** PASSAGE **
REVIEW OF LITERATURE
Oelke (1990 ) explained that Foxtail millet (Setaria italica) is thought to
be native to Southern Asia and is considered one of the oldest cultivated
millets.
Yang (2012) suggested that foxtail millet (Setaria italica), member of
the family poaceae, is one of the oldest cereal crops. There is ample evidence
showing that foxtail millet was domesticated from the wild species green
foxtail (Setaria viridis),11000 years ago in northern china .
Sireesha et al., (2011) reported that foxtail milet (S. italica.) is a
common food in parts of India. S. italica not only causes a significant decrease
(70%) in blood glucose level of diabetic rats, but also significantly reduced
triglycerides, and total LDL/VLDL cholesterol levels, while exhibiting an
increase in HDL cholesterol with reference to the above study, the minor millet
S.italica linn (Co-6) was studied for its α-amylase inhibitory activity.

** EXERCISE BRIEF **
Translate this sentence from the foxtail millet review into Spanish: "Yang (2012) suggested that foxtail millet (Setaria italica), member of the family poaceae, is one of the oldest cereal crops." The entries have no connection to the foxtail millet review.

** ENTRIES SHOWN **

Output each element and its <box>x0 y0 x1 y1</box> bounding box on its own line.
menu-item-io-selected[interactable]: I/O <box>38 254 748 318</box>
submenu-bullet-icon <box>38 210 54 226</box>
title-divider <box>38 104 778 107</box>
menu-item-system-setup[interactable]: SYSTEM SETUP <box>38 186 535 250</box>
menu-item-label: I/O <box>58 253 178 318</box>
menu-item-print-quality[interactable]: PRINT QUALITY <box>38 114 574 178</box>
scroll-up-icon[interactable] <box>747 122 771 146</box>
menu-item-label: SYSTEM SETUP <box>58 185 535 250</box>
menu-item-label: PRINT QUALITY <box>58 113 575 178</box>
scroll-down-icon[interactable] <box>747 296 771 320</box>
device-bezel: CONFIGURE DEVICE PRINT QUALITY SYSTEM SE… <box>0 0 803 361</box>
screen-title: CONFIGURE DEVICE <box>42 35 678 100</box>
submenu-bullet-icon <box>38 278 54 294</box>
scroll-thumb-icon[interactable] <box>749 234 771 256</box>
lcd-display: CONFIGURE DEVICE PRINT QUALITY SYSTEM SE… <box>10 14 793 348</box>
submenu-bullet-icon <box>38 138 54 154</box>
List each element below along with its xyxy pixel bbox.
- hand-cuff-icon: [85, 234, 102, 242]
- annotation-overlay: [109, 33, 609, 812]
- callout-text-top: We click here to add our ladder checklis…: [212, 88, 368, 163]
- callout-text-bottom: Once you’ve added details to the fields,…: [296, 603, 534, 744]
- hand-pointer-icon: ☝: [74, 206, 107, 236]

** RESPONSE BELOW **
Yang (2012) sugirió que el mijo cola de zorra (Setaria italica), miembro de la familia poaceae, es uno de los cultivos de cereales más antiguos.